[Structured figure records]
_ _ _ _ _ _ _

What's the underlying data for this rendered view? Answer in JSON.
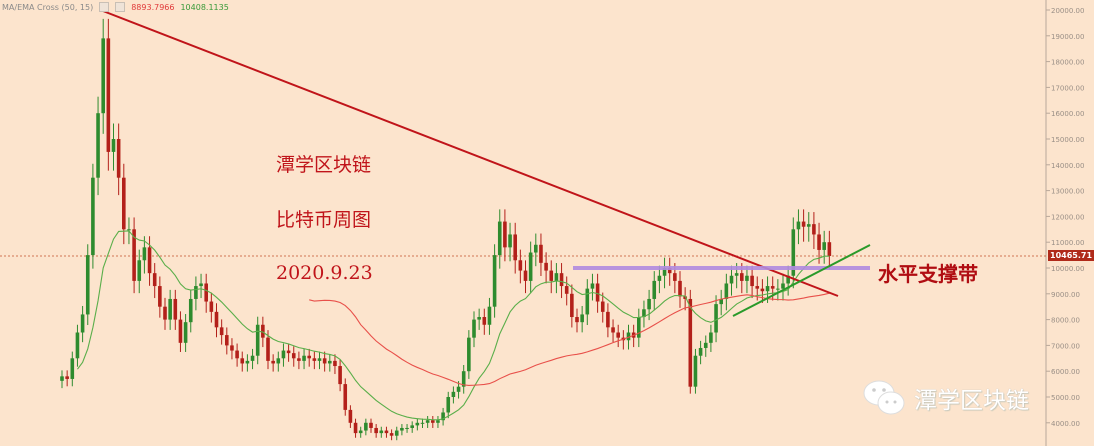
{
  "legend": {
    "indicator": "MA/EMA Cross (50, 15)",
    "value_slow": "8893.7966",
    "value_fast": "10408.1135"
  },
  "annotations": {
    "title": "潭学区块链",
    "subtitle": "比特币周图",
    "date": "2020.9.23",
    "support_label": "水平支撑带"
  },
  "watermark": {
    "icon": "wechat-icon",
    "text": "潭学区块链"
  },
  "colors": {
    "background": "#fce4cd",
    "up": "#2e8b2e",
    "down": "#b3201a",
    "trendline": "#c0141a",
    "support": "#b08be0",
    "uptrend": "#2a9a2a",
    "ema_fast": "#5aae4a",
    "ma_slow": "#e8504a"
  },
  "chart_data": {
    "type": "candlestick",
    "interval": "weekly",
    "ylim": [
      3700,
      20300
    ],
    "yticks": [
      "20000.00",
      "19000.00",
      "18000.00",
      "17000.00",
      "16000.00",
      "15000.00",
      "14000.00",
      "13000.00",
      "12000.00",
      "11000.00",
      "10000.00",
      "9000.00",
      "8000.00",
      "7000.00",
      "6000.00",
      "5000.00",
      "4000.00"
    ],
    "last_price": "10465.71",
    "support_level": 10000,
    "indicators": [
      {
        "type": "EMA",
        "period": 15
      },
      {
        "type": "MA",
        "period": 50
      }
    ],
    "closes": [
      5800,
      5700,
      6500,
      7500,
      8200,
      10500,
      13500,
      16000,
      18900,
      14500,
      15000,
      13500,
      11500,
      11500,
      9500,
      10300,
      10800,
      9800,
      9300,
      8500,
      8000,
      8800,
      8000,
      7100,
      7900,
      8800,
      9300,
      9400,
      8700,
      8300,
      7700,
      7400,
      7000,
      6800,
      6500,
      6300,
      6400,
      6600,
      7800,
      7300,
      6400,
      6300,
      6500,
      6800,
      6700,
      6500,
      6400,
      6600,
      6500,
      6400,
      6500,
      6300,
      6400,
      6200,
      5500,
      4500,
      4000,
      3600,
      3700,
      4000,
      3800,
      3600,
      3700,
      3600,
      3500,
      3700,
      3800,
      3800,
      3900,
      4000,
      4000,
      4100,
      4000,
      4100,
      4400,
      5000,
      5200,
      5400,
      6000,
      7300,
      8000,
      8100,
      7800,
      8500,
      10500,
      11800,
      10800,
      11300,
      10300,
      9900,
      9500,
      10600,
      10900,
      10200,
      9900,
      9500,
      9800,
      9300,
      9000,
      8100,
      7900,
      8200,
      9200,
      9400,
      8700,
      8300,
      7700,
      7500,
      7300,
      7200,
      7500,
      7300,
      8100,
      8400,
      8800,
      9500,
      9700,
      10000,
      9800,
      9500,
      8900,
      8800,
      5400,
      6600,
      6900,
      7100,
      7500,
      8600,
      8800,
      9400,
      9700,
      9800,
      9500,
      9700,
      9300,
      9200,
      9100,
      9300,
      9200,
      9200,
      9400,
      9700,
      11500,
      11800,
      11600,
      11700,
      11300,
      10700,
      11000,
      10466
    ]
  }
}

_ _ _ _ _ _ _

Written task: Produce an exact copy of each line of data, skipping embedded images.

Solution:
What's the underlying data for this rendered view? Answer in JSON.
{
  "legend": {
    "indicator": "MA/EMA Cross (50, 15)",
    "value_slow": "8893.7966",
    "value_fast": "10408.1135"
  },
  "annotations": {
    "title": "潭学区块链",
    "subtitle": "比特币周图",
    "date": "2020.9.23",
    "support_label": "水平支撑带"
  },
  "watermark": {
    "icon": "wechat-icon",
    "text": "潭学区块链"
  },
  "colors": {
    "background": "#fce4cd",
    "up": "#2e8b2e",
    "down": "#b3201a",
    "trendline": "#c0141a",
    "support": "#b08be0",
    "uptrend": "#2a9a2a",
    "ema_fast": "#5aae4a",
    "ma_slow": "#e8504a"
  },
  "chart_data": {
    "type": "candlestick",
    "interval": "weekly",
    "ylim": [
      3700,
      20300
    ],
    "yticks": [
      "20000.00",
      "19000.00",
      "18000.00",
      "17000.00",
      "16000.00",
      "15000.00",
      "14000.00",
      "13000.00",
      "12000.00",
      "11000.00",
      "10000.00",
      "9000.00",
      "8000.00",
      "7000.00",
      "6000.00",
      "5000.00",
      "4000.00"
    ],
    "last_price": "10465.71",
    "support_level": 10000,
    "indicators": [
      {
        "type": "EMA",
        "period": 15
      },
      {
        "type": "MA",
        "period": 50
      }
    ],
    "closes": [
      5800,
      5700,
      6500,
      7500,
      8200,
      10500,
      13500,
      16000,
      18900,
      14500,
      15000,
      13500,
      11500,
      11500,
      9500,
      10300,
      10800,
      9800,
      9300,
      8500,
      8000,
      8800,
      8000,
      7100,
      7900,
      8800,
      9300,
      9400,
      8700,
      8300,
      7700,
      7400,
      7000,
      6800,
      6500,
      6300,
      6400,
      6600,
      7800,
      7300,
      6400,
      6300,
      6500,
      6800,
      6700,
      6500,
      6400,
      6600,
      6500,
      6400,
      6500,
      6300,
      6400,
      6200,
      5500,
      4500,
      4000,
      3600,
      3700,
      4000,
      3800,
      3600,
      3700,
      3600,
      3500,
      3700,
      3800,
      3800,
      3900,
      4000,
      4000,
      4100,
      4000,
      4100,
      4400,
      5000,
      5200,
      5400,
      6000,
      7300,
      8000,
      8100,
      7800,
      8500,
      10500,
      11800,
      10800,
      11300,
      10300,
      9900,
      9500,
      10600,
      10900,
      10200,
      9900,
      9500,
      9800,
      9300,
      9000,
      8100,
      7900,
      8200,
      9200,
      9400,
      8700,
      8300,
      7700,
      7500,
      7300,
      7200,
      7500,
      7300,
      8100,
      8400,
      8800,
      9500,
      9700,
      10000,
      9800,
      9500,
      8900,
      8800,
      5400,
      6600,
      6900,
      7100,
      7500,
      8600,
      8800,
      9400,
      9700,
      9800,
      9500,
      9700,
      9300,
      9200,
      9100,
      9300,
      9200,
      9200,
      9400,
      9700,
      11500,
      11800,
      11600,
      11700,
      11300,
      10700,
      11000,
      10466
    ]
  }
}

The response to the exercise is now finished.